The records
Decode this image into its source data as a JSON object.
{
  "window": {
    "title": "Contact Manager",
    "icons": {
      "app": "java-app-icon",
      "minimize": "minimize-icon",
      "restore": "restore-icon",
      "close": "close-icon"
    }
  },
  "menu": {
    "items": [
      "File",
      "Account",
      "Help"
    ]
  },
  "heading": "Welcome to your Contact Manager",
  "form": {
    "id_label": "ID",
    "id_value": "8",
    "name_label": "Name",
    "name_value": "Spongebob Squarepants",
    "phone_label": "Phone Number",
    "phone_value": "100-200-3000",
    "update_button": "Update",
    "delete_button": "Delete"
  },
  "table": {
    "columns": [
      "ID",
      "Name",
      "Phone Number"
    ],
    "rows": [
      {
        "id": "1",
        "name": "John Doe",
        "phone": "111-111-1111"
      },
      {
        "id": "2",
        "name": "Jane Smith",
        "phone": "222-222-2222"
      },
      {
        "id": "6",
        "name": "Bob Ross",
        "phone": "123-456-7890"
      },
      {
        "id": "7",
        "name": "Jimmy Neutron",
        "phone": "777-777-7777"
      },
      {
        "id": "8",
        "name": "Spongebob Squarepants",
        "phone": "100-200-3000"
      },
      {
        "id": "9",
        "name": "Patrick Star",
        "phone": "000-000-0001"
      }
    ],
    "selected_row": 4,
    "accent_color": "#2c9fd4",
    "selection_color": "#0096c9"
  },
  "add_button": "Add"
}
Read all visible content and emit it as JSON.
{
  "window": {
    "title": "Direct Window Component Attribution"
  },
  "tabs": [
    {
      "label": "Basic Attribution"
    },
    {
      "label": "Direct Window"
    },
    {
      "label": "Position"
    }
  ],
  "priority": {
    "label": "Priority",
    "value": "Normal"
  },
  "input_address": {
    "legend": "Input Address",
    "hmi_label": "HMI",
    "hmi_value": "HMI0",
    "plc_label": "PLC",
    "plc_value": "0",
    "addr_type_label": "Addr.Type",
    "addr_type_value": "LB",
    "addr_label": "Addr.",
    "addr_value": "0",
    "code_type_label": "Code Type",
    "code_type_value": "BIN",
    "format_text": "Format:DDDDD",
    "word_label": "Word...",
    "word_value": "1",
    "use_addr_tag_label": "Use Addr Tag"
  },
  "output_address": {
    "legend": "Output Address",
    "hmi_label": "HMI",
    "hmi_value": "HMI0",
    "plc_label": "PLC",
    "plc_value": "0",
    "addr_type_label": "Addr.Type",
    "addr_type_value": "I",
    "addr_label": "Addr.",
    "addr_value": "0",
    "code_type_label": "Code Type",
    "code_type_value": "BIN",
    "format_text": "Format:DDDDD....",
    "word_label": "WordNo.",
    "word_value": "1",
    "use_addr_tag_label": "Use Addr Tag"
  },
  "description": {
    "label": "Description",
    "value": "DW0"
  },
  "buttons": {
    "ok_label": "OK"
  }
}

Exercise
Pull out every line from the one with "Read all visible content and emit it as JSON." to the end of the listing, and output only those.

Output of the exercise
Read all visible content and emit it as JSON.
{
  "window": {
    "title": "Direct Window Component Attribution"
  },
  "tabs": [
    {
      "label": "Basic Attribution"
    },
    {
      "label": "Direct Window"
    },
    {
      "label": "Position"
    }
  ],
  "priority": {
    "label": "Priority",
    "value": "Normal"
  },
  "input_address": {
    "legend": "Input Address",
    "hmi_label": "HMI",
    "hmi_value": "HMI0",
    "plc_label": "PLC",
    "plc_value": "0",
    "addr_type_label": "Addr.Type",
    "addr_type_value": "LB",
    "addr_label": "Addr.",
    "addr_value": "0",
    "code_type_label": "Code Type",
    "code_type_value": "BIN",
    "format_text": "Format:DDDDD",
    "word_label": "Word...",
    "word_value": "1",
    "use_addr_tag_label": "Use Addr Tag"
  },
  "output_address": {
    "legend": "Output Address",
    "hmi_label": "HMI",
    "hmi_value": "HMI0",
    "plc_label": "PLC",
    "plc_value": "0",
    "addr_type_label": "Addr.Type",
    "addr_type_value": "I",
    "addr_label": "Addr.",
    "addr_value": "0",
    "code_type_label": "Code Type",
    "code_type_value": "BIN",
    "format_text": "Format:DDDDD....",
    "word_label": "WordNo.",
    "word_value": "1",
    "use_addr_tag_label": "Use Addr Tag"
  },
  "description": {
    "label": "Description",
    "value": "DW0"
  },
  "buttons": {
    "ok_label": "OK"
  }
}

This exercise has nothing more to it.